**ANWEISUNG A**
Ab welchem Jahr gilt laut dem Ausgangstext der Gasdeal mit Katar?
**ANWEISUNG B**
Gib aus dem Ausgangstext alles von „Die Ermittler vermuten, dass“ bis hinunter zu „geopolitischen Akteur gehievt.“ wortgetreu wieder.
**ANWEISUNG C**
Prüfe bitte, ob die folgenden Aussagen mit dem Ausgangstext übereinstimmen, und belege jedes Ja oder Nein mit einem wörtlichen Zitat: (i) Robert Habeck reiste für die Energiepartnerschaft nach Doha. (ii) Katar ist halb so groß wie Bayern. (iii) Es ist bewiesen, dass Katar auch auf andere Parlamente Einfluss nehmen wollte.

Die Ermittler vermuten, dass Katar mit beträchtlichen Geldsummen und Geschenken versuchte, Entscheidungen des Europaparlaments zu beeinflussen. Dem Vorwurf der Korruption sieht sich das Emirat regelmäßig ausgesetzt. Daher drängt sich die Frage auf, ob auch fernab der EU mit katarischem Geld politischer Einfluss gewonnen werden sollte. Denn der kleine Golfstaat (halb so groß wie Hessen) hat sich in den vergangenen Jahren zu einem wichtigen geopolitischen Akteur gehievt.
„Zeit genug, um Alternativen zu suchen“: CDU-Politiker Radtke fordert Umdenken bei Katar-Deal
In Deutschland tütete Emir Tamim bin Hamad al Thani jüngst eine Energiepartnerschaft ein. Wirtschaftsminister Robert Habeck reiste dafür nach Doha. CDU-Mann Radtke fordert nun, den Deal zu überprüfen. Katar habe jetzt „mit einem Schlag“ sämtliche Vorurteile gegen das Emirat bestätigt. „Man muss sich daher die Frage stellen: Wollen wir eine neue Energieabhängigkeit und dabei Geschäfte mit einem Land machen, das versucht, sich Einfluss zu erkaufen?“
Der Gasdeal gilt ab 2026, die Bundesregierung hat laut Radtke daher „Zeit genug, um nach Alternativen zu suchen“. Dabei seien Kanzler und Vizekanzler gefordert. „Herr Scholz spricht gerne von Respekt, Herr Habeck gerne von Werten. Letztlich geht es jetzt darum, dass beide einmal schauen sollten, wie die Texte ihrer politischen Sonntagsreden im politischen Alltag passend sind.“

Versuchte Katar-Korruption auch in anderen Parlamenten? „Undenkbar ist da nichts“
Die Ermittlungen zur Korruptionsaffäre dauern an, es gilt die Unschuldsvermutung und die Ermittler behandeln mittlerweile nur die mutmaßliche Einflussnahme auf Instituionen der EU. Ob Katar auch auf andere Parlamente Einfluss nehmen wollte, ist bislang nicht bewiesen. Doch: „Undenkbar ist da nichts“, meint Radtke. Er und andere EU-Parlamentarier fordern daher einen Untersuchungsausschuss auf EU-Ebene.

**DATEN**
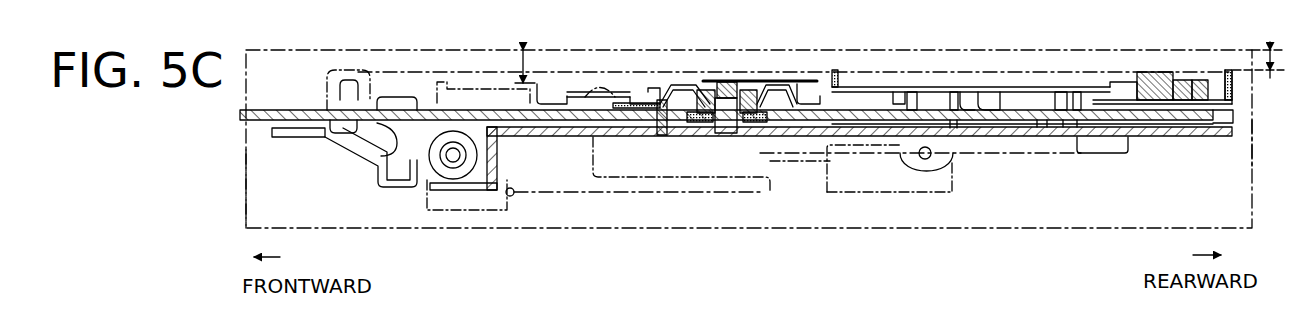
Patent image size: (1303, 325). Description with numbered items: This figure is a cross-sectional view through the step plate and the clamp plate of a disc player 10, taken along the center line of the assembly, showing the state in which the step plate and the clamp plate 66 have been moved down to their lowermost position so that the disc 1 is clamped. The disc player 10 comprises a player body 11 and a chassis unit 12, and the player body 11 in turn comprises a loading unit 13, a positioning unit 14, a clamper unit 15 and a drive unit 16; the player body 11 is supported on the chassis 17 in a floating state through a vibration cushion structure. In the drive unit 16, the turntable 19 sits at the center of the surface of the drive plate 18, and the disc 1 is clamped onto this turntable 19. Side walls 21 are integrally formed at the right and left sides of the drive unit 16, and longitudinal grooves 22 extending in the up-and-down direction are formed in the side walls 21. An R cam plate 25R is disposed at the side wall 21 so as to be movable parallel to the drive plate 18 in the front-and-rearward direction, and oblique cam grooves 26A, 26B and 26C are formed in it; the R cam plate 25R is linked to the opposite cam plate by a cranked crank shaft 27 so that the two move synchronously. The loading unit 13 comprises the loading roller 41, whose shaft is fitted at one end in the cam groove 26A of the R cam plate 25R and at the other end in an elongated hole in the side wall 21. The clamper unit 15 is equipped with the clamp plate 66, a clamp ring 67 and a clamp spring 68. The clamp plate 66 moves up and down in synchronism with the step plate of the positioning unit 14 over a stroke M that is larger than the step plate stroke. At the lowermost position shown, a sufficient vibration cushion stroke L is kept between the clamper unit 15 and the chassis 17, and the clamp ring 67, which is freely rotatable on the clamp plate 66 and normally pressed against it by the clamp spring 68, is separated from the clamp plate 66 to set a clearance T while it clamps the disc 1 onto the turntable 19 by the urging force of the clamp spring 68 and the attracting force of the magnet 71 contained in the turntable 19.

**SCHRIFTLICHE ANTWORT A**
Ab 2026.

**SCHRIFTLICHE ANTWORT B**
Die Ermittler vermuten, dass Katar mit beträchtlichen Geldsummen und Geschenken versuchte, Entscheidungen des Europaparlaments zu beeinflussen. Dem Vorwurf der Korruption sieht sich das Emirat regelmäßig ausgesetzt. Daher drängt sich die Frage auf, ob auch fernab der EU mit katarischem Geld politischer Einfluss gewonnen werden sollte. Denn der kleine Golfstaat (halb so groß wie Hessen) hat sich in den vergangenen Jahren zu einem wichtigen geopolitischen Akteur gehievt.

**SCHRIFTLICHE ANTWORT C**
(i) Ja: „Wirtschaftsminister Robert Habeck reiste dafür nach Doha.“
(ii) Nein: „halb so groß wie Hessen“
(iii) Nein: „Ob Katar auch auf andere Parlamente Einfluss nehmen wollte, ist bislang nicht bewiesen.“